## Work to do
Go through the entries below and collect each line with the string "document" in it.

## Dataset items
┏━━
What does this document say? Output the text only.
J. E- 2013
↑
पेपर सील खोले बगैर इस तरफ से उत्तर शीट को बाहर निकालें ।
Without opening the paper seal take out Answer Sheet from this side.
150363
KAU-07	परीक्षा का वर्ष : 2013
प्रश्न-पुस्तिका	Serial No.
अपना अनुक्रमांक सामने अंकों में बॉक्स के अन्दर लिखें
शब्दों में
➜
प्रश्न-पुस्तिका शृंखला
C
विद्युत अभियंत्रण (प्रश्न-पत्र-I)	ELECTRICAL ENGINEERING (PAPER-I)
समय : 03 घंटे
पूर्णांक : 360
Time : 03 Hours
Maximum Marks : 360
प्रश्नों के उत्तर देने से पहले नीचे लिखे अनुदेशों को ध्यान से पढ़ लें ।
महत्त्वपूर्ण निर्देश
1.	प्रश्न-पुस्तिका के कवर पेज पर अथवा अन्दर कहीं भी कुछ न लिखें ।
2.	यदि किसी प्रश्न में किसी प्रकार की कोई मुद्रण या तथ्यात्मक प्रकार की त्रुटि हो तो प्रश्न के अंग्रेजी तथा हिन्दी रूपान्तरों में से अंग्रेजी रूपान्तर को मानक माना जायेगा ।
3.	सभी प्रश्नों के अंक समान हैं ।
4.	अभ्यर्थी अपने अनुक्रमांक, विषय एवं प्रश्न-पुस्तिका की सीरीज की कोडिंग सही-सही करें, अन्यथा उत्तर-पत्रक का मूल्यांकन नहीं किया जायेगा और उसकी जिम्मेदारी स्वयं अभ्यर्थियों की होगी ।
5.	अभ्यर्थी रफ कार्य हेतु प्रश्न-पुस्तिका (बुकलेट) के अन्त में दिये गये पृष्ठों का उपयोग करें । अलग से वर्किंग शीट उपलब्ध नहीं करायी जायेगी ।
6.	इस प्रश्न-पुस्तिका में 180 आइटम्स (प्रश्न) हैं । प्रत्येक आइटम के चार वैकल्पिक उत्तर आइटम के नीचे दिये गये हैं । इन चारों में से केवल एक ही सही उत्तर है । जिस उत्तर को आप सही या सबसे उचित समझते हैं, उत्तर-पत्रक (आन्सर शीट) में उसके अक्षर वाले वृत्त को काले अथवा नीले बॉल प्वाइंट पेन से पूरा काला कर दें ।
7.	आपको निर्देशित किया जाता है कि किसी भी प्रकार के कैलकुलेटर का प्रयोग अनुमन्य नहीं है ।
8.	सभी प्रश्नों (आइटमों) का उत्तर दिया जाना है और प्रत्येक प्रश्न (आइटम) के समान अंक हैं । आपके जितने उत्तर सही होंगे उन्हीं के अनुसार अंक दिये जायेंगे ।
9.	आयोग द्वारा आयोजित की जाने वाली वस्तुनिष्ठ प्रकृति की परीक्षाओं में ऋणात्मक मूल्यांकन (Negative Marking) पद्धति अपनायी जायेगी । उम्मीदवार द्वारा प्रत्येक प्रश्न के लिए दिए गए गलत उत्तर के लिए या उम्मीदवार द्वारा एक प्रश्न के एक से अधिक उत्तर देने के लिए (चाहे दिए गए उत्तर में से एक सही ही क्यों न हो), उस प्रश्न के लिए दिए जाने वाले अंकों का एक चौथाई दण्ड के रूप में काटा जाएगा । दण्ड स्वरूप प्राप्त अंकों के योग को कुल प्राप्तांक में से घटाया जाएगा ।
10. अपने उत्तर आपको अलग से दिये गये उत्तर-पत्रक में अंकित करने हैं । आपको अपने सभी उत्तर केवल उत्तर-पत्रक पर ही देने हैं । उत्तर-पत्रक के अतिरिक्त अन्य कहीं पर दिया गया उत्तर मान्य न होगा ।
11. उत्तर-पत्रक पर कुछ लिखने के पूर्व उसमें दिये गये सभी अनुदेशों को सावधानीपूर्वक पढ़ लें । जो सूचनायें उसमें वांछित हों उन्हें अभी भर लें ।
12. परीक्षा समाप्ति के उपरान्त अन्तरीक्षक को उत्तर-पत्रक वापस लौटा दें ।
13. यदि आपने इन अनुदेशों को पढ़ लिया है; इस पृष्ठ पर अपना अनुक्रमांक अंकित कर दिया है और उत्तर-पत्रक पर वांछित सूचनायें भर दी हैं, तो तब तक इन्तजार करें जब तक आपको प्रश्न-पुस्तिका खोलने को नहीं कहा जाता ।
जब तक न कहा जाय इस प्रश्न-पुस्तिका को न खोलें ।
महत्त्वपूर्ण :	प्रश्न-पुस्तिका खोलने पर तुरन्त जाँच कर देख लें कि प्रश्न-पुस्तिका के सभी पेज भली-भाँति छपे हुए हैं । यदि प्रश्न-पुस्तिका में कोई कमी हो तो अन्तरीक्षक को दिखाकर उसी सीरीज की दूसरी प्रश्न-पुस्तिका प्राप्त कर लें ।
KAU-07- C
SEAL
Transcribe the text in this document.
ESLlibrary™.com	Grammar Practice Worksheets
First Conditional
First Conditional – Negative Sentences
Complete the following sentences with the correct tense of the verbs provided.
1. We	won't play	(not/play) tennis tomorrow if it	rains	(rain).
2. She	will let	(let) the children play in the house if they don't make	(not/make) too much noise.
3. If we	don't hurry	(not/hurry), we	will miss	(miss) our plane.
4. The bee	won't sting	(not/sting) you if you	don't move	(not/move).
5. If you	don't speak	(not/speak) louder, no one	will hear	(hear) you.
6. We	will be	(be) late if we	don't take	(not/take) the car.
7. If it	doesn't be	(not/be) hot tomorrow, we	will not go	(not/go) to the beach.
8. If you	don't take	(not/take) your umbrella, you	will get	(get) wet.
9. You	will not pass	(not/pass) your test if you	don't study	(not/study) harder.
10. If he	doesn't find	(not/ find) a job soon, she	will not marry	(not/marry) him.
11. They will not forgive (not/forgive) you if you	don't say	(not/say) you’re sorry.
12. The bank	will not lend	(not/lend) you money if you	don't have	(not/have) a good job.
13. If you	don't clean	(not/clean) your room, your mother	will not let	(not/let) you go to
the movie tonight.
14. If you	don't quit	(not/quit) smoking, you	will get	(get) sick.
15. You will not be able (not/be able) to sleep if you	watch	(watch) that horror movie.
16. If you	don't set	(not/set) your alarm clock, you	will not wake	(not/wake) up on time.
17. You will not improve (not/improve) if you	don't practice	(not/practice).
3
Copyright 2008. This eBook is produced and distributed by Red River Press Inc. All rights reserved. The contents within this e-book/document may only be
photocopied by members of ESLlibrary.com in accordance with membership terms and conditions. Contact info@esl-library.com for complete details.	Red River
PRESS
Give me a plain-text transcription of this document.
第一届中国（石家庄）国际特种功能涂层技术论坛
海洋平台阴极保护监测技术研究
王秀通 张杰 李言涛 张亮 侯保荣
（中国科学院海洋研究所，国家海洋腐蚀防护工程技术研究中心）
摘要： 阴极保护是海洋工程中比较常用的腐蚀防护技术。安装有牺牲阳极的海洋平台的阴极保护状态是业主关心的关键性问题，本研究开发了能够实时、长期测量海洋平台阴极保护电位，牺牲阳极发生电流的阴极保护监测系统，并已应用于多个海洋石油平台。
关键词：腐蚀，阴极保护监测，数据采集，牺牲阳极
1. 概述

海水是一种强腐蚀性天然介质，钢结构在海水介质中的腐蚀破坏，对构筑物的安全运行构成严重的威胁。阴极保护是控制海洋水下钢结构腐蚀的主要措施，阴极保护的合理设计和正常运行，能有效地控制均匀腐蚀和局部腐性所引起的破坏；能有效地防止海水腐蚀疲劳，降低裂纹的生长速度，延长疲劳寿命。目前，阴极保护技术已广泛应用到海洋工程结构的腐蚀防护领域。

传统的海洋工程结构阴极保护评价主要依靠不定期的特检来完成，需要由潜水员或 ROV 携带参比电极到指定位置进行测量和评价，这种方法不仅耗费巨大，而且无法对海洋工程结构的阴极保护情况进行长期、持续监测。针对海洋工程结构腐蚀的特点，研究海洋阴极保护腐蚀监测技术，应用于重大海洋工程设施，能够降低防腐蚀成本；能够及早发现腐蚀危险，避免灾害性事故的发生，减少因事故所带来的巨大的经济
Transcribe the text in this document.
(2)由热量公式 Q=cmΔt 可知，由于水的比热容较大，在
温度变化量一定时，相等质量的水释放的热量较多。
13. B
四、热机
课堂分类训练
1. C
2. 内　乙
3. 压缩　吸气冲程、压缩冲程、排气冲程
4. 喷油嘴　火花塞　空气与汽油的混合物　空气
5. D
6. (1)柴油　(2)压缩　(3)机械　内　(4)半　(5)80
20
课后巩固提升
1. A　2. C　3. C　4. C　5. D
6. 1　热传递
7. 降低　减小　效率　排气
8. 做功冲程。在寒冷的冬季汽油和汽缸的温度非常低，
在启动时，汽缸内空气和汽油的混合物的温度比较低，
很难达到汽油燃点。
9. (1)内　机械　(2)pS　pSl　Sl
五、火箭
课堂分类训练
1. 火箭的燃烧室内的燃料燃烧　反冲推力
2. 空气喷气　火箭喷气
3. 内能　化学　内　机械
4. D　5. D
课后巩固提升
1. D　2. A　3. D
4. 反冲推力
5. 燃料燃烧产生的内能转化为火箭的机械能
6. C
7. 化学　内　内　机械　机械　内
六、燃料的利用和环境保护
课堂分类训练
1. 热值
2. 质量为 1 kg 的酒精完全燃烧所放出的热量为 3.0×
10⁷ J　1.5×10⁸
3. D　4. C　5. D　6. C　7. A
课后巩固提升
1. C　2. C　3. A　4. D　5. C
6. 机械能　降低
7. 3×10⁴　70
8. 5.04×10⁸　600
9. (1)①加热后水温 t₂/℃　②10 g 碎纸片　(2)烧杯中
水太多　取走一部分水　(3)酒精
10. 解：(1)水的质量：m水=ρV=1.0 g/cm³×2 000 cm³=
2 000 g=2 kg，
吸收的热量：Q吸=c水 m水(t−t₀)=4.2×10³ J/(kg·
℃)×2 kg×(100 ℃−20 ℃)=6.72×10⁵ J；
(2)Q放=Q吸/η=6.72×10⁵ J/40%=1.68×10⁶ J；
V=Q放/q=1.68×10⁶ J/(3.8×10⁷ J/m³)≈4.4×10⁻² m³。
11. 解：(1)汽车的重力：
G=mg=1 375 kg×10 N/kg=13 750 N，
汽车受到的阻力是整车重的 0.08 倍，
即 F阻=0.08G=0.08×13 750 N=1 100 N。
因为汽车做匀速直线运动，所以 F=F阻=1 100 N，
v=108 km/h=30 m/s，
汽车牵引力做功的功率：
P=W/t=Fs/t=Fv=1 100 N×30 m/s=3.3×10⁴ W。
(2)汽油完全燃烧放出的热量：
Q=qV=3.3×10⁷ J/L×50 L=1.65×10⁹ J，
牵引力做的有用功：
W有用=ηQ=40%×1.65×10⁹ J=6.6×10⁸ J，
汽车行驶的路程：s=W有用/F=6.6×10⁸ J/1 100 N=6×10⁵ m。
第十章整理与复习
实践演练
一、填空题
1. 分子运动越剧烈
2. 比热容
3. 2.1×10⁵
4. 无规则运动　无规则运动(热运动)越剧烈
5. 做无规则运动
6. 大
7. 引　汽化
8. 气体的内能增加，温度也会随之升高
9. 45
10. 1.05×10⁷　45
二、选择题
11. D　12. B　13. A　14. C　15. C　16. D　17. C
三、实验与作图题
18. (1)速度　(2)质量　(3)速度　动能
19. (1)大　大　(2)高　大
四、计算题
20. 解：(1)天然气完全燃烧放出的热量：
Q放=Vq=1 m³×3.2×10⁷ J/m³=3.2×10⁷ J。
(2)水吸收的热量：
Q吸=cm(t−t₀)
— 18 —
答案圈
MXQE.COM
┗━━
## Final result
What does this document say? Output the text only.
Transcribe the text in this document.
Copyright 2008. This eBook is produced and distributed by Red River Press Inc. All rights reserved. The contents within this e-book/document may only be
Give me a plain-text transcription of this document.
Transcribe the text in this document.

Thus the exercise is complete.